Given request: Omit every picture and output the rest of the records exactly as they are.

Records supplied:
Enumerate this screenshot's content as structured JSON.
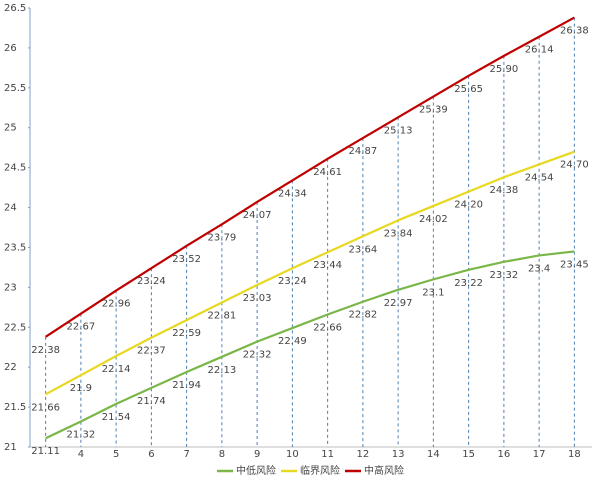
{
  "chart_data": {
    "type": "line",
    "categories": [
      null,
      "4",
      "5",
      "6",
      "7",
      "8",
      "9",
      "10",
      "11",
      "12",
      "13",
      "14",
      "15",
      "16",
      "17",
      "18"
    ],
    "ylim": [
      21,
      26.5
    ],
    "yticks": [
      21,
      21.5,
      22,
      22.5,
      23,
      23.5,
      24,
      24.5,
      25,
      25.5,
      26,
      26.5
    ],
    "legend": "bottom",
    "drop_lines": true,
    "series": [
      {
        "name": "中低风险",
        "color": "#7ab648",
        "values": [
          21.11,
          21.32,
          21.54,
          21.74,
          21.94,
          22.13,
          22.32,
          22.49,
          22.66,
          22.82,
          22.97,
          23.1,
          23.22,
          23.32,
          23.4,
          23.45
        ]
      },
      {
        "name": "临界风险",
        "color": "#e8d820",
        "values": [
          21.66,
          21.9,
          22.14,
          22.37,
          22.59,
          22.81,
          23.03,
          23.24,
          23.44,
          23.64,
          23.84,
          24.02,
          24.2,
          24.38,
          24.54,
          24.7
        ],
        "value_labels": [
          "21.66",
          "21.9",
          "22.14",
          "22.37",
          "22.59",
          "22.81",
          "23.03",
          "23.24",
          "23.44",
          "23.64",
          "23.84",
          "24.02",
          "24.20",
          "24.38",
          "24.54",
          "24.70"
        ]
      },
      {
        "name": "中高风险",
        "color": "#c00000",
        "values": [
          22.38,
          22.67,
          22.96,
          23.24,
          23.52,
          23.79,
          24.07,
          24.34,
          24.61,
          24.87,
          25.13,
          25.39,
          25.65,
          25.9,
          26.14,
          26.38
        ],
        "value_labels": [
          "22.38",
          "22.67",
          "22.96",
          "23.24",
          "23.52",
          "23.79",
          "24.07",
          "24.34",
          "24.61",
          "24.87",
          "25.13",
          "25.39",
          "25.65",
          "25.90",
          "26.14",
          "26.38"
        ]
      }
    ]
  }
}
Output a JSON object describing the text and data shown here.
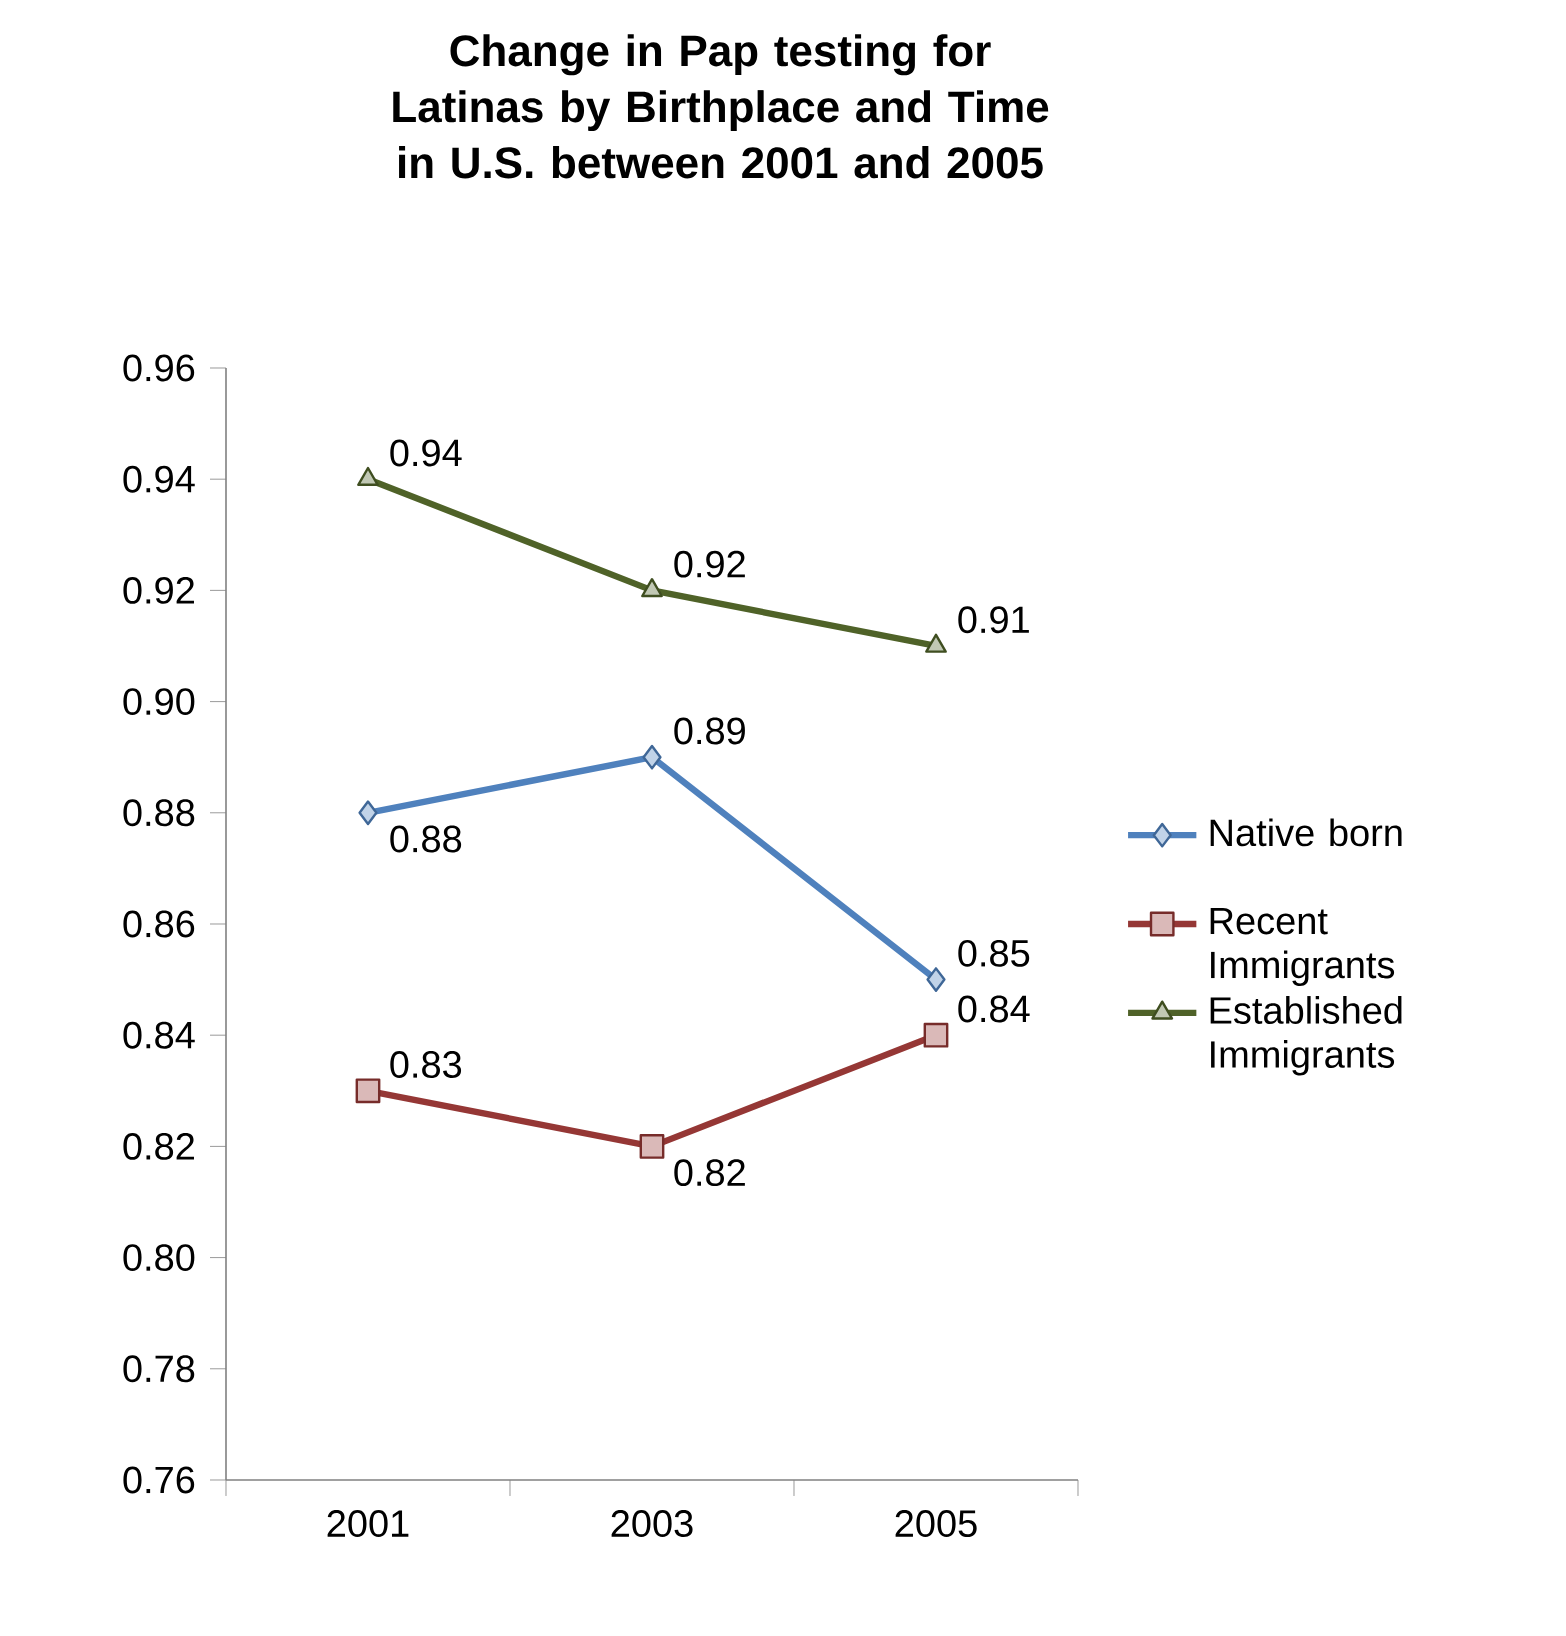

Output below:
Enumerate this screenshot's content as structured JSON.
{
  "chart_data": {
    "type": "line",
    "categories": [
      null,
      "4",
      "5",
      "6",
      "7",
      "8",
      "9",
      "10",
      "11",
      "12",
      "13",
      "14",
      "15",
      "16",
      "17",
      "18"
    ],
    "ylim": [
      21,
      26.5
    ],
    "yticks": [
      21,
      21.5,
      22,
      22.5,
      23,
      23.5,
      24,
      24.5,
      25,
      25.5,
      26,
      26.5
    ],
    "legend": "bottom",
    "drop_lines": true,
    "series": [
      {
        "name": "中低风险",
        "color": "#7ab648",
        "values": [
          21.11,
          21.32,
          21.54,
          21.74,
          21.94,
          22.13,
          22.32,
          22.49,
          22.66,
          22.82,
          22.97,
          23.1,
          23.22,
          23.32,
          23.4,
          23.45
        ]
      },
      {
        "name": "临界风险",
        "color": "#e8d820",
        "values": [
          21.66,
          21.9,
          22.14,
          22.37,
          22.59,
          22.81,
          23.03,
          23.24,
          23.44,
          23.64,
          23.84,
          24.02,
          24.2,
          24.38,
          24.54,
          24.7
        ],
        "value_labels": [
          "21.66",
          "21.9",
          "22.14",
          "22.37",
          "22.59",
          "22.81",
          "23.03",
          "23.24",
          "23.44",
          "23.64",
          "23.84",
          "24.02",
          "24.20",
          "24.38",
          "24.54",
          "24.70"
        ]
      },
      {
        "name": "中高风险",
        "color": "#c00000",
        "values": [
          22.38,
          22.67,
          22.96,
          23.24,
          23.52,
          23.79,
          24.07,
          24.34,
          24.61,
          24.87,
          25.13,
          25.39,
          25.65,
          25.9,
          26.14,
          26.38
        ],
        "value_labels": [
          "22.38",
          "22.67",
          "22.96",
          "23.24",
          "23.52",
          "23.79",
          "24.07",
          "24.34",
          "24.61",
          "24.87",
          "25.13",
          "25.39",
          "25.65",
          "25.90",
          "26.14",
          "26.38"
        ]
      }
    ]
  }
}
Output a JSON object describing the text and data shown here.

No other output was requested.